▶ **PROVIDED RECORDS**
********
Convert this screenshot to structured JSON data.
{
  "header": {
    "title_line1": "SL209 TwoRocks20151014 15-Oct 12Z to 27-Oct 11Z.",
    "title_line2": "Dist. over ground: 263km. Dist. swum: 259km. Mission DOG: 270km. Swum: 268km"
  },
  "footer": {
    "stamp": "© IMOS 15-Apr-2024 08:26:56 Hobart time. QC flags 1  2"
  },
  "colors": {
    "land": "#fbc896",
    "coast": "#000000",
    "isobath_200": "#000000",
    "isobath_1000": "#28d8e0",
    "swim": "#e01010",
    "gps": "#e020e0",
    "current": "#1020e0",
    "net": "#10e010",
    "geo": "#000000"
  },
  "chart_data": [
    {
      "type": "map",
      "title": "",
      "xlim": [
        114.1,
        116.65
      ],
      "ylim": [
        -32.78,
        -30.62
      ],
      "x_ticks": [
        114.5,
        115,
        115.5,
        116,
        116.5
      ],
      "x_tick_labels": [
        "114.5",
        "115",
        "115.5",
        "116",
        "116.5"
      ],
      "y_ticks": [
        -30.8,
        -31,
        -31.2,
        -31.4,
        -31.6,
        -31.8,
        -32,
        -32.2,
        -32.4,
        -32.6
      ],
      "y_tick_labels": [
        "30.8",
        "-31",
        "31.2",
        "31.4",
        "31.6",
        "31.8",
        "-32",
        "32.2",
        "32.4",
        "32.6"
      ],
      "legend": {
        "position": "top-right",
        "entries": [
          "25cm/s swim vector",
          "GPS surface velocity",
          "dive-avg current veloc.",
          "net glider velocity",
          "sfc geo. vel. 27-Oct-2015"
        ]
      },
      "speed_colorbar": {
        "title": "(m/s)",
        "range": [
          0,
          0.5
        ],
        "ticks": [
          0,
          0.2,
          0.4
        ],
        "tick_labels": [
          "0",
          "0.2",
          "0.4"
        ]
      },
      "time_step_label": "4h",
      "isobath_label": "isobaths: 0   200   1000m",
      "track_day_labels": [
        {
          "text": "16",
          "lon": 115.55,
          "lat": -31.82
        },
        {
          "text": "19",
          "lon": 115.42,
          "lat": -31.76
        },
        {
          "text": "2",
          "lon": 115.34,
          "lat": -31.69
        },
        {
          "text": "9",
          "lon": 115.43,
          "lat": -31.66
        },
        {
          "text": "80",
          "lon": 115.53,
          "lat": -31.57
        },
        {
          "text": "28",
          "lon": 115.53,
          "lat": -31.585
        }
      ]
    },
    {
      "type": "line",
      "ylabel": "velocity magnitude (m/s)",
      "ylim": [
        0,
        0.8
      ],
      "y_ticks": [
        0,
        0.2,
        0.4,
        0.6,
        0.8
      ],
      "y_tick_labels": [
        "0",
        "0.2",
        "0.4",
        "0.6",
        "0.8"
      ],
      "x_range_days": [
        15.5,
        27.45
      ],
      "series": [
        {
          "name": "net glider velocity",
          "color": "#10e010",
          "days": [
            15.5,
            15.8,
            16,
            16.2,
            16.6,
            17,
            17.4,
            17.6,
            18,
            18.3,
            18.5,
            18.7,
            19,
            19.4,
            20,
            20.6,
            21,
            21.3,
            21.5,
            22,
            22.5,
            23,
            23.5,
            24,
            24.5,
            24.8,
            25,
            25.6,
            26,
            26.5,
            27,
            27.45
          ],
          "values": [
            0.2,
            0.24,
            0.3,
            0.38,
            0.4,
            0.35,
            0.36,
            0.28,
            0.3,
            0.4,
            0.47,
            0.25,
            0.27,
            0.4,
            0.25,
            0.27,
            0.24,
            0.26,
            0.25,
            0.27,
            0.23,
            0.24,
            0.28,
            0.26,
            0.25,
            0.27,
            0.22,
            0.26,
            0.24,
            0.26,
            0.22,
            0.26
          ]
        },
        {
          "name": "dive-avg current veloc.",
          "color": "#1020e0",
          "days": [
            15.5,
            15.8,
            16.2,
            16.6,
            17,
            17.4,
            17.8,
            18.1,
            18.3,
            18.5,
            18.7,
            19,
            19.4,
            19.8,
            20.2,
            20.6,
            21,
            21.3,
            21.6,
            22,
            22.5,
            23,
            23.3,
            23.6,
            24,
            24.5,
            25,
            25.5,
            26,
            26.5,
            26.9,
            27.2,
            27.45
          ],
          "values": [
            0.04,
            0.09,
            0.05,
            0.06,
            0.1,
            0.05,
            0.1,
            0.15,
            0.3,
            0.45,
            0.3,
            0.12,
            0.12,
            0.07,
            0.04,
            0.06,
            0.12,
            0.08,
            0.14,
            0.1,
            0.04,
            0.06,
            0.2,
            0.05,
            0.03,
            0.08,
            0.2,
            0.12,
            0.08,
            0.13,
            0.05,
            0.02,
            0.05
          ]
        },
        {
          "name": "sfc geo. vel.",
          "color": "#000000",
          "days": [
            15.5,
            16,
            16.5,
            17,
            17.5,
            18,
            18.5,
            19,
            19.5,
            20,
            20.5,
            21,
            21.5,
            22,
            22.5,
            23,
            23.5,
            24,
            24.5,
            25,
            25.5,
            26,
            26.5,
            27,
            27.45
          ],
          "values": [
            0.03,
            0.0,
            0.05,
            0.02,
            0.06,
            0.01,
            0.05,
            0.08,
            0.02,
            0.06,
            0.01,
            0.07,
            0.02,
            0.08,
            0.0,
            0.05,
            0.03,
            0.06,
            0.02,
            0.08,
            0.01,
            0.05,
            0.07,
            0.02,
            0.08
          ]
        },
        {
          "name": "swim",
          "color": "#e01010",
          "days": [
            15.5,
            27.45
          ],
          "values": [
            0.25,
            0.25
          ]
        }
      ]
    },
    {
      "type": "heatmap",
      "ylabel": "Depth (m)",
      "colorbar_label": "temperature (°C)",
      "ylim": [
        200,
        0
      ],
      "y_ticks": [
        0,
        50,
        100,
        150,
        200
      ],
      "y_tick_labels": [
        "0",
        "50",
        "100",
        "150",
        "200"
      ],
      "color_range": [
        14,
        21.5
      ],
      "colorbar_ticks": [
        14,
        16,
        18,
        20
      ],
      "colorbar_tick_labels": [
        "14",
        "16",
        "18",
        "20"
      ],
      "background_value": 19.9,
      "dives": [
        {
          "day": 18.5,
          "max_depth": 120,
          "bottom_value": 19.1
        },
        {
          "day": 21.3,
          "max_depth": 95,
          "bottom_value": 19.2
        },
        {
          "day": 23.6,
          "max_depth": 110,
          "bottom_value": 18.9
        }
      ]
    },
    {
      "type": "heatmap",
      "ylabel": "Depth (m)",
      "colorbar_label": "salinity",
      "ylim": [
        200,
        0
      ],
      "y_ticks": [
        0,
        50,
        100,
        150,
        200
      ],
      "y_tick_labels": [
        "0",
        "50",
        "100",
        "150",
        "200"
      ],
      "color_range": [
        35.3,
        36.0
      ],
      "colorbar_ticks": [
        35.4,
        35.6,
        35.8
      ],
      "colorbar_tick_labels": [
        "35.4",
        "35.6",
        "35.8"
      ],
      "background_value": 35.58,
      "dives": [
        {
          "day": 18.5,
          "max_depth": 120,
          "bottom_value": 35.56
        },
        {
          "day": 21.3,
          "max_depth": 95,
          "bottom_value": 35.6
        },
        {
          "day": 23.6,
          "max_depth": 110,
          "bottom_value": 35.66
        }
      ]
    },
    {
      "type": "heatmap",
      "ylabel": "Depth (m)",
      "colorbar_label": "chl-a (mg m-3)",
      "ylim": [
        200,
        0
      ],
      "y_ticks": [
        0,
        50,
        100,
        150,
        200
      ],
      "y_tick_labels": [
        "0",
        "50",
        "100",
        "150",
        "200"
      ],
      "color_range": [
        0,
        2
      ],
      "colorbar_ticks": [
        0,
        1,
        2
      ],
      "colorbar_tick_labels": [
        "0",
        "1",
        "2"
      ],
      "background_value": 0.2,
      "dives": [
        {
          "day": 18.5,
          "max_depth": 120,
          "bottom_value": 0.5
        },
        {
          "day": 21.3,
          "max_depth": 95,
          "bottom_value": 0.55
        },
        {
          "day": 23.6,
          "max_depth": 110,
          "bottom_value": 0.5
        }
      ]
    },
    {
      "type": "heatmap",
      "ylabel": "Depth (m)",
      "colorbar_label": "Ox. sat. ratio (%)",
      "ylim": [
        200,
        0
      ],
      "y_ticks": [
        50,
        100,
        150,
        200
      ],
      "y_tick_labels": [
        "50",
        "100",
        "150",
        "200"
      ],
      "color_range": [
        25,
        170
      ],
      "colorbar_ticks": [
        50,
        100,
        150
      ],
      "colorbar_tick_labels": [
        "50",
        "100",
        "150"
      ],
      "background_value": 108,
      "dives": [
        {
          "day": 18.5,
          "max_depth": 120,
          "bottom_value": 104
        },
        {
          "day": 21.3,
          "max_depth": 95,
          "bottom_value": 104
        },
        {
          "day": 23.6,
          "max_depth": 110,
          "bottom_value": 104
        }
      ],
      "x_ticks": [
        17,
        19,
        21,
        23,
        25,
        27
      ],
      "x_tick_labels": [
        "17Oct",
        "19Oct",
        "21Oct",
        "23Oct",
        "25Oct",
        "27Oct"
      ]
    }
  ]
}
********
Whichever lines contain the string "name", select and copy them.

          "name": "net glider velocity",
          "name": "dive-avg current veloc.",
          "name": "sfc geo. vel.",
          "name": "swim",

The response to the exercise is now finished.